** Saved items from a collection **
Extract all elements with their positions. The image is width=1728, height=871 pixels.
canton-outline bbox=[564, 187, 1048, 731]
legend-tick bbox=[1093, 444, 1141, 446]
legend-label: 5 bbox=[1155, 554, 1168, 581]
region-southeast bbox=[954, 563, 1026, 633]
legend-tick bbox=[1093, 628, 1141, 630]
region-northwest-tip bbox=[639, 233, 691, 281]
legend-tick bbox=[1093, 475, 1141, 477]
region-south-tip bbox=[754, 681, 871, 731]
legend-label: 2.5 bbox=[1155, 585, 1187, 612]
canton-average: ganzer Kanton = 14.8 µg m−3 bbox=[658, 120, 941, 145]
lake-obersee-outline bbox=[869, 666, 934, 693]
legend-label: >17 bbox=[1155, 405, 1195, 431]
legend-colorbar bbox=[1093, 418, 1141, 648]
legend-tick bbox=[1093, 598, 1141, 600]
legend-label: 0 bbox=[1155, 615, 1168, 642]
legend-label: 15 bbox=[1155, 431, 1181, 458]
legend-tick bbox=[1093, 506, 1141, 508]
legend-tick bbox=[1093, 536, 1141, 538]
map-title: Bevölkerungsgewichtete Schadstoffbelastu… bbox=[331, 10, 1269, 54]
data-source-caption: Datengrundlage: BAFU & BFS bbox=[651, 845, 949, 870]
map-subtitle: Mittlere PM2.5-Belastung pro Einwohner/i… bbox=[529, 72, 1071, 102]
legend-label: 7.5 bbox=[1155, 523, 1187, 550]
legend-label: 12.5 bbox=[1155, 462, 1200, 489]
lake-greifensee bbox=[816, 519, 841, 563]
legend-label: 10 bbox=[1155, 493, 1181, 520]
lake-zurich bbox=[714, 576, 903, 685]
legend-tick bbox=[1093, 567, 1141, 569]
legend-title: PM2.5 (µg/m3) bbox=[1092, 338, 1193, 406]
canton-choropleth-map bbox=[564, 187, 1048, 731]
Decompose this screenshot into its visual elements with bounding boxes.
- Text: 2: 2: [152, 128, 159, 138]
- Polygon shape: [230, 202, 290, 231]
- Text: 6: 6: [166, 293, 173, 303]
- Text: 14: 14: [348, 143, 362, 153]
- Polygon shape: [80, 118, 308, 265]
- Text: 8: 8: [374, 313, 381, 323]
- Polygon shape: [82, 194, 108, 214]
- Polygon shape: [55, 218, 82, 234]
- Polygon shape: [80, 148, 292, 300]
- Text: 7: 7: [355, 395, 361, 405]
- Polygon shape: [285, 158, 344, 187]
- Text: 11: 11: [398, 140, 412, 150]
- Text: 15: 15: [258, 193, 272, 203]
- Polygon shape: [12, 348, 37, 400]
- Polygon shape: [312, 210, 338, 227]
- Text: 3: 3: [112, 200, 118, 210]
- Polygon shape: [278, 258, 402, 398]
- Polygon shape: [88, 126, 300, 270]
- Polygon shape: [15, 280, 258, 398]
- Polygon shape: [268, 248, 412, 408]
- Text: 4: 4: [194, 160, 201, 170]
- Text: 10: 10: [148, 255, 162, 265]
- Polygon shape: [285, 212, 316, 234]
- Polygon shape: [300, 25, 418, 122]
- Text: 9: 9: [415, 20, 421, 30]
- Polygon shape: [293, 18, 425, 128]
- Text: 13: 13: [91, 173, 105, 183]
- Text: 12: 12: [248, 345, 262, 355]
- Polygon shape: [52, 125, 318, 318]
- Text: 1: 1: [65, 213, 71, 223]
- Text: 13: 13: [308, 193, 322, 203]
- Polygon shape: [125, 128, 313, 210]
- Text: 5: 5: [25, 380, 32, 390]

** Written instruction **
Write out every row above word for word, leaving each one unchanged.

** Finished exercise **
Extract all elements with their positions. The image is width=1728, height=871 pixels.
canton-outline bbox=[564, 187, 1048, 731]
legend-tick bbox=[1093, 444, 1141, 446]
legend-label: 5 bbox=[1155, 554, 1168, 581]
region-southeast bbox=[954, 563, 1026, 633]
legend-tick bbox=[1093, 628, 1141, 630]
region-northwest-tip bbox=[639, 233, 691, 281]
legend-tick bbox=[1093, 475, 1141, 477]
region-south-tip bbox=[754, 681, 871, 731]
legend-label: 2.5 bbox=[1155, 585, 1187, 612]
canton-average: ganzer Kanton = 14.8 µg m−3 bbox=[658, 120, 941, 145]
lake-obersee-outline bbox=[869, 666, 934, 693]
legend-label: >17 bbox=[1155, 405, 1195, 431]
legend-colorbar bbox=[1093, 418, 1141, 648]
legend-tick bbox=[1093, 598, 1141, 600]
legend-label: 0 bbox=[1155, 615, 1168, 642]
legend-label: 15 bbox=[1155, 431, 1181, 458]
legend-tick bbox=[1093, 506, 1141, 508]
legend-tick bbox=[1093, 536, 1141, 538]
map-title: Bevölkerungsgewichtete Schadstoffbelastu… bbox=[331, 10, 1269, 54]
data-source-caption: Datengrundlage: BAFU & BFS bbox=[651, 845, 949, 870]
map-subtitle: Mittlere PM2.5-Belastung pro Einwohner/i… bbox=[529, 72, 1071, 102]
legend-label: 7.5 bbox=[1155, 523, 1187, 550]
legend-label: 12.5 bbox=[1155, 462, 1200, 489]
lake-greifensee bbox=[816, 519, 841, 563]
legend-label: 10 bbox=[1155, 493, 1181, 520]
lake-zurich bbox=[714, 576, 903, 685]
legend-tick bbox=[1093, 567, 1141, 569]
legend-title: PM2.5 (µg/m3) bbox=[1092, 338, 1193, 406]
canton-choropleth-map bbox=[564, 187, 1048, 731]
Decompose this screenshot into its visual elements with bounding boxes.
- Text: 2: 2: [152, 128, 159, 138]
- Polygon shape: [230, 202, 290, 231]
- Text: 6: 6: [166, 293, 173, 303]
- Text: 14: 14: [348, 143, 362, 153]
- Polygon shape: [80, 118, 308, 265]
- Text: 8: 8: [374, 313, 381, 323]
- Polygon shape: [82, 194, 108, 214]
- Polygon shape: [55, 218, 82, 234]
- Polygon shape: [80, 148, 292, 300]
- Text: 7: 7: [355, 395, 361, 405]
- Polygon shape: [285, 158, 344, 187]
- Text: 11: 11: [398, 140, 412, 150]
- Text: 15: 15: [258, 193, 272, 203]
- Polygon shape: [12, 348, 37, 400]
- Polygon shape: [312, 210, 338, 227]
- Text: 3: 3: [112, 200, 118, 210]
- Polygon shape: [278, 258, 402, 398]
- Polygon shape: [88, 126, 300, 270]
- Polygon shape: [15, 280, 258, 398]
- Polygon shape: [268, 248, 412, 408]
- Text: 4: 4: [194, 160, 201, 170]
- Text: 10: 10: [148, 255, 162, 265]
- Polygon shape: [285, 212, 316, 234]
- Polygon shape: [300, 25, 418, 122]
- Text: 9: 9: [415, 20, 421, 30]
- Polygon shape: [293, 18, 425, 128]
- Text: 13: 13: [91, 173, 105, 183]
- Text: 12: 12: [248, 345, 262, 355]
- Polygon shape: [52, 125, 318, 318]
- Text: 1: 1: [65, 213, 71, 223]
- Text: 13: 13: [308, 193, 322, 203]
- Polygon shape: [125, 128, 313, 210]
- Text: 5: 5: [25, 380, 32, 390]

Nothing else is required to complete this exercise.